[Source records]

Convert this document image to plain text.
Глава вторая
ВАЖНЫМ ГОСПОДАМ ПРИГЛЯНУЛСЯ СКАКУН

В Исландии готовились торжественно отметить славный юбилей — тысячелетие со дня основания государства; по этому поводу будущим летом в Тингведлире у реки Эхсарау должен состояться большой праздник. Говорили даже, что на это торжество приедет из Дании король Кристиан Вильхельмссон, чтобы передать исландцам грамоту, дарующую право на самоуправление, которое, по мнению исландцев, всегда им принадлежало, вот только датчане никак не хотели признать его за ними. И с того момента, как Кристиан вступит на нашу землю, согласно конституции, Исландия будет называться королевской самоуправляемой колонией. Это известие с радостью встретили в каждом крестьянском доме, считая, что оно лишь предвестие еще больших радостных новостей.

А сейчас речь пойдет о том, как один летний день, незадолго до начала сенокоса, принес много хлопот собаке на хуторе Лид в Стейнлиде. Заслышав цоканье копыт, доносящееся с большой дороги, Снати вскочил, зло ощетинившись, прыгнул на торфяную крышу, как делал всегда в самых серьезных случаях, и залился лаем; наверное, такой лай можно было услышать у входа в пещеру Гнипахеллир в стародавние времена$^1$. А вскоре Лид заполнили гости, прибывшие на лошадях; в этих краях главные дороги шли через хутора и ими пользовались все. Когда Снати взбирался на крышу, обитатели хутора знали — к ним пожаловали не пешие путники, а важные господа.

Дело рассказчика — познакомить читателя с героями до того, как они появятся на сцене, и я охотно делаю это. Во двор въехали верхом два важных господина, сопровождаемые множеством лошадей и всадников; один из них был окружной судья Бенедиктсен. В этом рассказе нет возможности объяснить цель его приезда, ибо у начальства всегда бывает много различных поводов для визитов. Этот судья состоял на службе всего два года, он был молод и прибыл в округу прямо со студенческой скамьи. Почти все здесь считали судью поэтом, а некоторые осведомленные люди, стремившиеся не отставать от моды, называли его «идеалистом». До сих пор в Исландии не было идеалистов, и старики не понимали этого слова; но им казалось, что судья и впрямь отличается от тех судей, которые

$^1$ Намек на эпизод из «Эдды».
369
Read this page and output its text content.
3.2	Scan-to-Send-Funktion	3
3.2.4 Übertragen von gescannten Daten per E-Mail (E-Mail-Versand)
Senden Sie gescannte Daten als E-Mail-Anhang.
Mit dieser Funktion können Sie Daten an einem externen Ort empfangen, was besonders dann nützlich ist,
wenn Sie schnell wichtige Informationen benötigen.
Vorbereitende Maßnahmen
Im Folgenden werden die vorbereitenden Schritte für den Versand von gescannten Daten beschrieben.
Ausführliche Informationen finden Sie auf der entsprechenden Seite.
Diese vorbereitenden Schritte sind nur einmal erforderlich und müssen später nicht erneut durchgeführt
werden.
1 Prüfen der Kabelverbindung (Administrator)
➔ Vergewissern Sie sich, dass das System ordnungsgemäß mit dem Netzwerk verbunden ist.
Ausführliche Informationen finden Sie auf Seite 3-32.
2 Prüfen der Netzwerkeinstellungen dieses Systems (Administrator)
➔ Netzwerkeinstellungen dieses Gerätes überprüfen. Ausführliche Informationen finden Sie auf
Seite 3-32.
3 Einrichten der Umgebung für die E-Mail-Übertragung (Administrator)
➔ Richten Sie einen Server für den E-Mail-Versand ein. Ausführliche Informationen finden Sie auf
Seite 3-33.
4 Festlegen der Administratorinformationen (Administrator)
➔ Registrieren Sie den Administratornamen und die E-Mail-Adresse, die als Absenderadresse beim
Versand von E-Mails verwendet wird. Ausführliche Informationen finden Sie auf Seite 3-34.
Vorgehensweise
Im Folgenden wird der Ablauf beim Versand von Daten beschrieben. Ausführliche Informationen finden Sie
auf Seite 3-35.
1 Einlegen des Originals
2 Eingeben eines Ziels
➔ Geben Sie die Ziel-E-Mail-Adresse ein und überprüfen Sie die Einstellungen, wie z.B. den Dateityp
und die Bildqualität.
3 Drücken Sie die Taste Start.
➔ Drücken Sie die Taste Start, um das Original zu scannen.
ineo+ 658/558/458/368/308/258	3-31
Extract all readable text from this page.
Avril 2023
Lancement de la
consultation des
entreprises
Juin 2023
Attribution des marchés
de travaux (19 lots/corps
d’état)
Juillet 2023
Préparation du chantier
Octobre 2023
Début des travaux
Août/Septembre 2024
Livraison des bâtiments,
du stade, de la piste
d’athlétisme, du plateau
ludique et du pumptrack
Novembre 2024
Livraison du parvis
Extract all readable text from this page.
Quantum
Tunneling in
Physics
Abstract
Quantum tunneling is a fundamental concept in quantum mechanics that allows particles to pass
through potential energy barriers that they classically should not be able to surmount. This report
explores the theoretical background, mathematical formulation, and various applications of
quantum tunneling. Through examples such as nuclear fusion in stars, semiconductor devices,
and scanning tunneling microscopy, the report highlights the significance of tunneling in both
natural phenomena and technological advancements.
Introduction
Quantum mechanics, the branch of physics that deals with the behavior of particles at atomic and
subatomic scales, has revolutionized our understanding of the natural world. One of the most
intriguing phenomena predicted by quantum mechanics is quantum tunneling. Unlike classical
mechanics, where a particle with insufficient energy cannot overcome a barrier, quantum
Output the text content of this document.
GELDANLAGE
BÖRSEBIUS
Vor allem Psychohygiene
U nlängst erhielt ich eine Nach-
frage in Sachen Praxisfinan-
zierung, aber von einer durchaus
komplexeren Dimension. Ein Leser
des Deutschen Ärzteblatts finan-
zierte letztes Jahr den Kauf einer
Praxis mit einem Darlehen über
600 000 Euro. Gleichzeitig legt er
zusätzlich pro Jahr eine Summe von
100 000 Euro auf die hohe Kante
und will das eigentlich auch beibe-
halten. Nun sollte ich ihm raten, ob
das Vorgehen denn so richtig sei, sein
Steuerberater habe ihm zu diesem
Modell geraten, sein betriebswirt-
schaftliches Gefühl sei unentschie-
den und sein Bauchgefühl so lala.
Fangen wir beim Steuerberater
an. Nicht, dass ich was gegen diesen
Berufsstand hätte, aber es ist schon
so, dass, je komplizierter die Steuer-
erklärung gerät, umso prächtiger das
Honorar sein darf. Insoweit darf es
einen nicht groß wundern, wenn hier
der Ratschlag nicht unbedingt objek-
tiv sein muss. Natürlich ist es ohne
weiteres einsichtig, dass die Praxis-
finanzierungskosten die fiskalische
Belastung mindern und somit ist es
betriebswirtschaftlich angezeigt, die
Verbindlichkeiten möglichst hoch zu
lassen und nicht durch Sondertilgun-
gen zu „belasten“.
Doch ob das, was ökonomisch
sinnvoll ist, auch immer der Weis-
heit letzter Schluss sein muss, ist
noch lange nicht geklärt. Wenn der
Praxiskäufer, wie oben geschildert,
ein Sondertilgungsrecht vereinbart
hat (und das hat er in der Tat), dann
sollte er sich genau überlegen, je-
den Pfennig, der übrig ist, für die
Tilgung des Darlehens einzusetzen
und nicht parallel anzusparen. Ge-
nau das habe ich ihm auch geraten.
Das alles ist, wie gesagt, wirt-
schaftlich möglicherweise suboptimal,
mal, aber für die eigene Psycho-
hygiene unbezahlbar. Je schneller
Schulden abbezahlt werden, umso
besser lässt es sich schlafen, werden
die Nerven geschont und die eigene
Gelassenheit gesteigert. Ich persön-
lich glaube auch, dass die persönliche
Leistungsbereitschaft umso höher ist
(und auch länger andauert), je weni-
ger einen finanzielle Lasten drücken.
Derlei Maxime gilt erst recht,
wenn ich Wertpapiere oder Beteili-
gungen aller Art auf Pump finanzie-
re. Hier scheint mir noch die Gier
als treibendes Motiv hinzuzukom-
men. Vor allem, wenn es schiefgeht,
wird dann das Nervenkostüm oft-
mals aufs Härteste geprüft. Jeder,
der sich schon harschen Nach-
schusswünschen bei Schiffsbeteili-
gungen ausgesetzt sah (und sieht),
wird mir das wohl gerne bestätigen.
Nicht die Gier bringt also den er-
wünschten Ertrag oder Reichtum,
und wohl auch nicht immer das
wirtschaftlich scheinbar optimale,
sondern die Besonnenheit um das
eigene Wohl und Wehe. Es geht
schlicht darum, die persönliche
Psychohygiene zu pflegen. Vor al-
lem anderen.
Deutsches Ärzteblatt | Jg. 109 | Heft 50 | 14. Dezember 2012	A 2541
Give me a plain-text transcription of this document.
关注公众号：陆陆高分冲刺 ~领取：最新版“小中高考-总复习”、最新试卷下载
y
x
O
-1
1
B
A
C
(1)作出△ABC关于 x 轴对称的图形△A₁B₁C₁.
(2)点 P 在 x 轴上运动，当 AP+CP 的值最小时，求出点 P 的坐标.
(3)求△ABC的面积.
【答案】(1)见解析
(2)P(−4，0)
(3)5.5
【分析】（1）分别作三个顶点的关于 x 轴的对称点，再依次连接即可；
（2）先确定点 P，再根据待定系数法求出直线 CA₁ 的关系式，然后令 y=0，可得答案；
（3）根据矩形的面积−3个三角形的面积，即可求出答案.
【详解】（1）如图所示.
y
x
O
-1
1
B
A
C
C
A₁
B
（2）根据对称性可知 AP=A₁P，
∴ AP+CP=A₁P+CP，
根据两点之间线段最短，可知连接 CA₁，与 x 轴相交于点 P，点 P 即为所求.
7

The exercise
Read through the lines above and collect those that contain the string "natural".

Complete output
natural phenomena and technological advancements.
subatomic scales, has revolutionized our understanding of the natural world. One of the most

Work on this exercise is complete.